Go through the listing beneath this task and return every line that carries the string "xxx同学在我单位实习期间".

=====

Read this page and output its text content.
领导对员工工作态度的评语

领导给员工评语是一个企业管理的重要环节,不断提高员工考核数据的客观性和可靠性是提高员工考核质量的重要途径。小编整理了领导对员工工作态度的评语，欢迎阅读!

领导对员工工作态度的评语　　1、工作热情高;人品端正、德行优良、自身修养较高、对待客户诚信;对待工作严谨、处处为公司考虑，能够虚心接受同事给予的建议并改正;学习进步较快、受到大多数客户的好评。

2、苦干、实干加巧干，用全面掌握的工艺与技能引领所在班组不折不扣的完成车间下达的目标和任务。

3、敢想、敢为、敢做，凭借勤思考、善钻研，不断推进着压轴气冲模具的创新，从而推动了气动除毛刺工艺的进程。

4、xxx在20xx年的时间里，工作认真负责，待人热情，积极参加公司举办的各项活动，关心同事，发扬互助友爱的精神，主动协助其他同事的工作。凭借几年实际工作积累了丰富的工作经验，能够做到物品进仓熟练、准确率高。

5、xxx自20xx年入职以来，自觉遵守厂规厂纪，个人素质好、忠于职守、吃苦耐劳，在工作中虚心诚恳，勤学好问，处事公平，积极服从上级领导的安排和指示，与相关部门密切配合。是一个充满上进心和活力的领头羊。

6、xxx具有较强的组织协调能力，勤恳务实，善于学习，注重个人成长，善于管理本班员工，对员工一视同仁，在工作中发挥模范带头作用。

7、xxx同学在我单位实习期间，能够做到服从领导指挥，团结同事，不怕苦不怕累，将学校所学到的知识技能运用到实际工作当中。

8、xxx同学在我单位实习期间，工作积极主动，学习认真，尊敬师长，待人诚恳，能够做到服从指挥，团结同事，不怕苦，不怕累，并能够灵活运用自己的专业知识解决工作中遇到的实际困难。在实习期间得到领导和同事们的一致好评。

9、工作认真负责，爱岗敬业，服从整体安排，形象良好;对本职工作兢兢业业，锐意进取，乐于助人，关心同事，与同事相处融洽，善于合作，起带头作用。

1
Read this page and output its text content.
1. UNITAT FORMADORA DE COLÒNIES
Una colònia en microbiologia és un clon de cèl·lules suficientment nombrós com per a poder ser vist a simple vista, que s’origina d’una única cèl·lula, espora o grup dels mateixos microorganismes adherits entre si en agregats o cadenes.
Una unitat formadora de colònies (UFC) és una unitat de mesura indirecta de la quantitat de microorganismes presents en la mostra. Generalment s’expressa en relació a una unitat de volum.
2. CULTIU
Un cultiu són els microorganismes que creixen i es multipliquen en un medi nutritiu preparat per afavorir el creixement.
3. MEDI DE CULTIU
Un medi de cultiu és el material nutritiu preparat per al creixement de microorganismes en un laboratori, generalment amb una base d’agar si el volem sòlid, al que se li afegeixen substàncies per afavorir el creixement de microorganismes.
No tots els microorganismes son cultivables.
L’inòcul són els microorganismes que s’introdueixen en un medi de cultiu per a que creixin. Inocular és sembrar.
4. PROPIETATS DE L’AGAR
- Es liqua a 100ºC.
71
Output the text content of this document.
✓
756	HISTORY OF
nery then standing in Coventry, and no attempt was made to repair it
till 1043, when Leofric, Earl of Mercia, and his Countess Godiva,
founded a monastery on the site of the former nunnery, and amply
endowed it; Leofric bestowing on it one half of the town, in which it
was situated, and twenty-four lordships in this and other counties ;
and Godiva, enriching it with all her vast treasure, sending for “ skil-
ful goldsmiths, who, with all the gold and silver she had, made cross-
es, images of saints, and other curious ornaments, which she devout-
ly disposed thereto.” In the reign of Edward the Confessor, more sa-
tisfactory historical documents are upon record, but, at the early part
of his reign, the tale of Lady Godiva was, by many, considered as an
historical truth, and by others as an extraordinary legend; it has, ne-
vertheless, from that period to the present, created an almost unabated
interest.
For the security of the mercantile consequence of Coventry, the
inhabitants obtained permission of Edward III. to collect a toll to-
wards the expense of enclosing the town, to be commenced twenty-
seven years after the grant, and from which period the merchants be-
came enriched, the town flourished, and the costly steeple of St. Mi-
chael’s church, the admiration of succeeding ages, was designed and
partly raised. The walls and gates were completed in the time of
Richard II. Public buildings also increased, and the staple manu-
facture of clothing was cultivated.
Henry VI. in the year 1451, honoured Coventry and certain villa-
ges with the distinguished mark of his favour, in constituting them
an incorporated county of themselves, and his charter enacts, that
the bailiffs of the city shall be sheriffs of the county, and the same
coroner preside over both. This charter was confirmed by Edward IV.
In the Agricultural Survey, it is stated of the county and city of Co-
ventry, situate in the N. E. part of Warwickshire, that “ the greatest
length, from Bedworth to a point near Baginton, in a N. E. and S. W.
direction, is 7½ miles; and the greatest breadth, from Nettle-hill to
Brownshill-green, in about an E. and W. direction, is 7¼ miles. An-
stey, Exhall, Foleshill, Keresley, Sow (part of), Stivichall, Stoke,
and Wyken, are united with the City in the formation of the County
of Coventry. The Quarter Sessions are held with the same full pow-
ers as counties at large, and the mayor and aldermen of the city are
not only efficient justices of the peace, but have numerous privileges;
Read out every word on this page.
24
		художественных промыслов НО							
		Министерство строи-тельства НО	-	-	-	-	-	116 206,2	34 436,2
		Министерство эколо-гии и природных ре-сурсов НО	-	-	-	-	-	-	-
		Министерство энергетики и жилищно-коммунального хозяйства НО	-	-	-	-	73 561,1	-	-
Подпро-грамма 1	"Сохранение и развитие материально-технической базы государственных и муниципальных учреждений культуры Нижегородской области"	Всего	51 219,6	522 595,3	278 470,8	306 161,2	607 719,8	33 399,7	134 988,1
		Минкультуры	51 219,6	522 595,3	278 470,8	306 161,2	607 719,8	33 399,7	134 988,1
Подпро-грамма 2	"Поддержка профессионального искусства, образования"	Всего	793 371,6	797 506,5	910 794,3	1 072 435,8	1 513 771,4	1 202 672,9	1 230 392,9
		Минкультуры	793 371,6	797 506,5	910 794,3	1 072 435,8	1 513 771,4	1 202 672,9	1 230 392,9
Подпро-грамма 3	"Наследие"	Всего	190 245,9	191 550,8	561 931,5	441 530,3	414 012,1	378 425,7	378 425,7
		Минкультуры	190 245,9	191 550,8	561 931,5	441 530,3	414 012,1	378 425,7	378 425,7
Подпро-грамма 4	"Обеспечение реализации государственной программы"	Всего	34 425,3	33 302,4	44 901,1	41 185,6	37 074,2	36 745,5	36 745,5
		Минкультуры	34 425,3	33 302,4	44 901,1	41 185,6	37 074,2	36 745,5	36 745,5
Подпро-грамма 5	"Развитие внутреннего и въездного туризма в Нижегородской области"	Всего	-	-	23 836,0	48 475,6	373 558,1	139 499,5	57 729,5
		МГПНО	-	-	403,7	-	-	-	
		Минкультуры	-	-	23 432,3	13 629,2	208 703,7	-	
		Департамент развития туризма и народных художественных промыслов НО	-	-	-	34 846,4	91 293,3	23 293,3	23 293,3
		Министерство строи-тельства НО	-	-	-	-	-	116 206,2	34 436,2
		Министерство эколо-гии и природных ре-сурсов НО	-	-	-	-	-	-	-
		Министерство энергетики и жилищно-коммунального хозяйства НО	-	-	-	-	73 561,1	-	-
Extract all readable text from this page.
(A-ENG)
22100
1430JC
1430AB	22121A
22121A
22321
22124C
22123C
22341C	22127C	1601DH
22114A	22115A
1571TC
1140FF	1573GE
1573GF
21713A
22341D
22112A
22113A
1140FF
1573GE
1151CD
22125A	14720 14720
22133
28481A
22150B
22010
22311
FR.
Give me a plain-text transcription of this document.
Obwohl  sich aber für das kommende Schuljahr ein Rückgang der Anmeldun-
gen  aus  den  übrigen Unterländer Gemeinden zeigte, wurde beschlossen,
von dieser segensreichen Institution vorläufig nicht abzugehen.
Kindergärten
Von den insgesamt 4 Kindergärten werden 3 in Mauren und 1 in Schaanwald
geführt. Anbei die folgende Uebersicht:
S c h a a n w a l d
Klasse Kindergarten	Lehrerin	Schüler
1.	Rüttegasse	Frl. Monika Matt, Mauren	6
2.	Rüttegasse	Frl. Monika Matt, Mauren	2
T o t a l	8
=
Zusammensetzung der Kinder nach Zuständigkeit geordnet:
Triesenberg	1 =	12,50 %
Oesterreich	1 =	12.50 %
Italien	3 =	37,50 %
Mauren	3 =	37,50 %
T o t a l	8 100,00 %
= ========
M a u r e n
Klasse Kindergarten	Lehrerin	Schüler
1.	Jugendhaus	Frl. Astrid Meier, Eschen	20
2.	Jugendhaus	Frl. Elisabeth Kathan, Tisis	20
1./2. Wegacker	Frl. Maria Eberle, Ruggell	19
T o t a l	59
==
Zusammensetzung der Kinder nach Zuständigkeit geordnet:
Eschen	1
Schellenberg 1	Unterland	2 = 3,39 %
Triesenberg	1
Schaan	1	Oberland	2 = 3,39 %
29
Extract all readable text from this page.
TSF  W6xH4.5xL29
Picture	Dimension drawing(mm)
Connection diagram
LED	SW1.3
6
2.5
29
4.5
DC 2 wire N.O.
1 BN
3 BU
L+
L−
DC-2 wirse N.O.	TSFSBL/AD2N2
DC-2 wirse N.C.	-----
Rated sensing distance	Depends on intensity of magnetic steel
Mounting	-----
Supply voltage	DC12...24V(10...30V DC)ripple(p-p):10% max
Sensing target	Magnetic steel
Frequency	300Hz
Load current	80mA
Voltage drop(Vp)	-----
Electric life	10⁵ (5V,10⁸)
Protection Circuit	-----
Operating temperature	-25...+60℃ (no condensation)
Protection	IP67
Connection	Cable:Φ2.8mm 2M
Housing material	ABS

=====

Output of the exercise:
7、xxx同学在我单位实习期间，能够做到服从领导指挥，团结同事，不怕苦不怕累，将学校所学到的知识技能运用到实际工作当中。
8、xxx同学在我单位实习期间，工作积极主动，学习认真，尊敬师长，待人诚恳，能够做到服从指挥，团结同事，不怕苦，不怕累，并能够灵活运用自己的专业知识解决工作中遇到的实际困难。在实习期间得到领导和同事们的一致好评。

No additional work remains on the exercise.